■ JOB
Copy every line of the listing that holds the string "کارت".

■ RECORD SET

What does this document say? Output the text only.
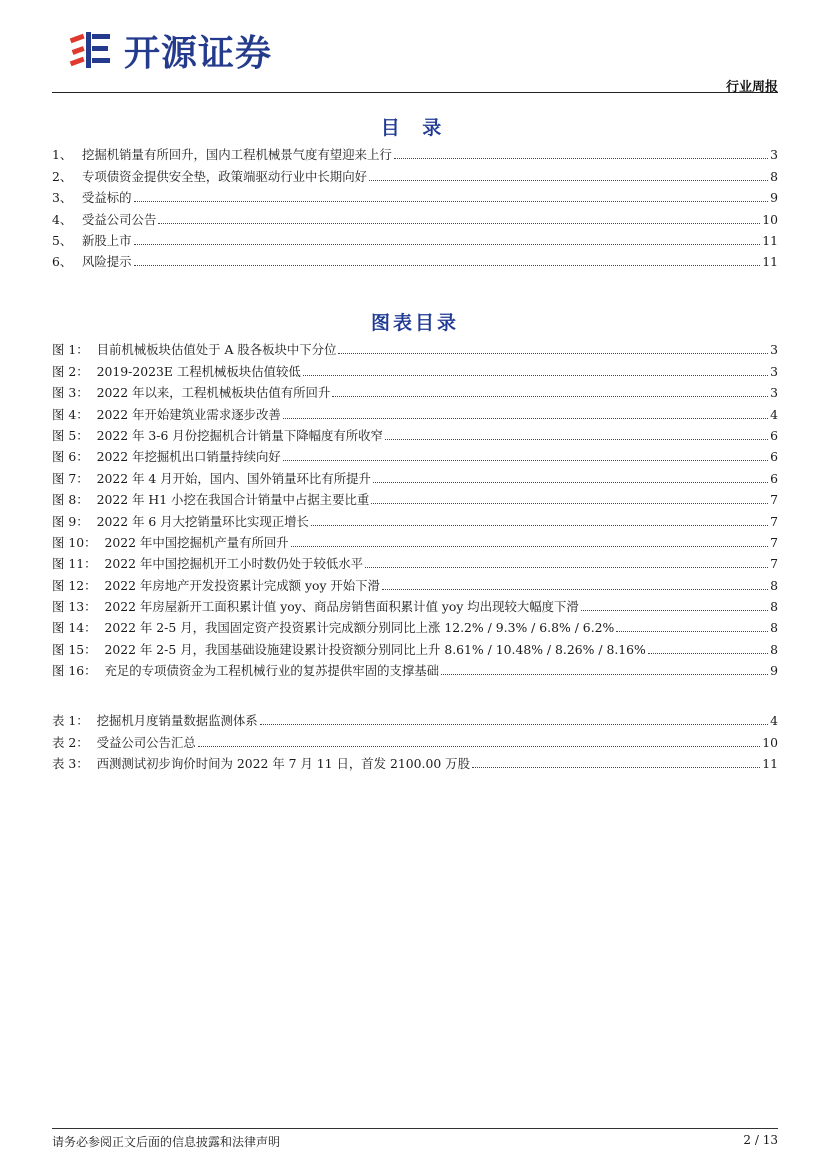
开源证券
行业周报
目 录
1、 挖掘机销量有所回升，国内工程机械景气度有望迎来上行	3
2、 专项债资金提供安全垫，政策端驱动行业中长期向好	8
3、 受益标的	9
4、 受益公司公告	10
5、 新股上市	11
6、 风险提示	11
图表目录
图 1： 目前机械板块估值处于 A 股各板块中下分位	3
图 2： 2019-2023E 工程机械板块估值较低	3
图 3： 2022 年以来，工程机械板块估值有所回升	3
图 4： 2022 年开始建筑业需求逐步改善	4
图 5： 2022 年 3-6 月份挖掘机合计销量下降幅度有所收窄	6
图 6： 2022 年挖掘机出口销量持续向好	6
图 7： 2022 年 4 月开始，国内、国外销量环比有所提升	6
图 8： 2022 年 H1 小挖在我国合计销量中占据主要比重	7
图 9： 2022 年 6 月大挖销量环比实现正增长	7
图 10： 2022 年中国挖掘机产量有所回升	7
图 11： 2022 年中国挖掘机开工小时数仍处于较低水平	7
图 12： 2022 年房地产开发投资累计完成额 yoy 开始下滑	8
图 13： 2022 年房屋新开工面积累计值 yoy、商品房销售面积累计值 yoy 均出现较大幅度下滑	8
图 14： 2022 年 2-5 月，我国固定资产投资累计完成额分别同比上涨 12.2% / 9.3% / 6.8% / 6.2%	8
图 15： 2022 年 2-5 月，我国基础设施建设累计投资额分别同比上升 8.61% / 10.48% / 8.26% / 8.16%	8
图 16： 充足的专项债资金为工程机械行业的复苏提供牢固的支撑基础	9
表 1： 挖掘机月度销量数据监测体系	4
表 2： 受益公司公告汇总	10
表 3： 西测测试初步询价时间为 2022 年 7 月 11 日，首发 2100.00 万股	11
请务必参阅正文后面的信息披露和法律声明	2 / 13
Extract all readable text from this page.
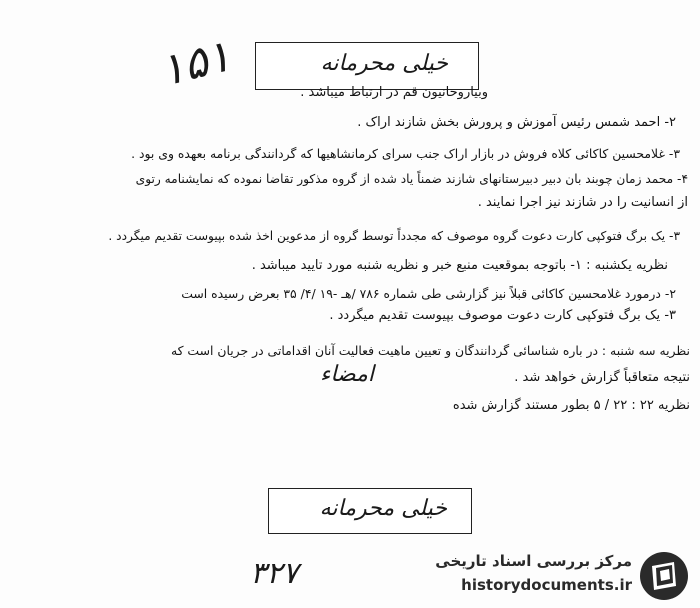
۱۵۱	خیلی محرمانه
وبیاروحانیون قم در ارتباط میباشد .
۲- احمد شمس رئیس آموزش و پرورش بخش شازند اراک .
۳- غلامحسین کاکائی کلاه فروش در بازار اراک جنب سرای کرمانشاهیها که گردانندگی برنامه بعهده وی بود .
۴- محمد زمان چوبند بان دبیر دبیرستانهای شازند ضمناً یاد شده از گروه مذکور تقاضا نموده که نمایشنامه رتوی
از انسانیت را در شازند نیز اجرا نمایند .
۳- یک برگ فتوکپی کارت دعوت گروه موصوف که مجدداً توسط گروه از مدعوین اخذ شده بپیوست تقدیم میگردد .
نظریه یکشنبه : ۱- باتوجه بموقعیت منبع خبر و نظریه شنبه مورد تایید میباشد .
۲- درمورد غلامحسین کاکائی قبلاً نیز گزارشی طی شماره ۷۸۶ /هـ -۱۹ /۴/ ۳۵ بعرض رسیده است
۳- یک برگ فتوکپی کارت دعوت موصوف بپیوست تقدیم میگردد .
نظریه سه شنبه : در باره شناسائی گردانندگان و تعیین ماهیت فعالیت آنان اقداماتی در جریان است که
نتیجه متعاقباً گزارش خواهد شد .
نظریه ۲۲ : ۲۲ / ۵ بطور مستند گزارش شده
امضاء
خیلی محرمانه
۳۲۷	مرکز بررسی اسناد تاریخی
historydocuments.ir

■ SOLUTION TO THIS EXERCISE
۳- یک برگ فتوکپی کارت دعوت گروه موصوف که مجدداً توسط گروه از مدعوین اخذ شده بپیوست تقدیم میگردد .
۳- یک برگ فتوکپی کارت دعوت موصوف بپیوست تقدیم میگردد .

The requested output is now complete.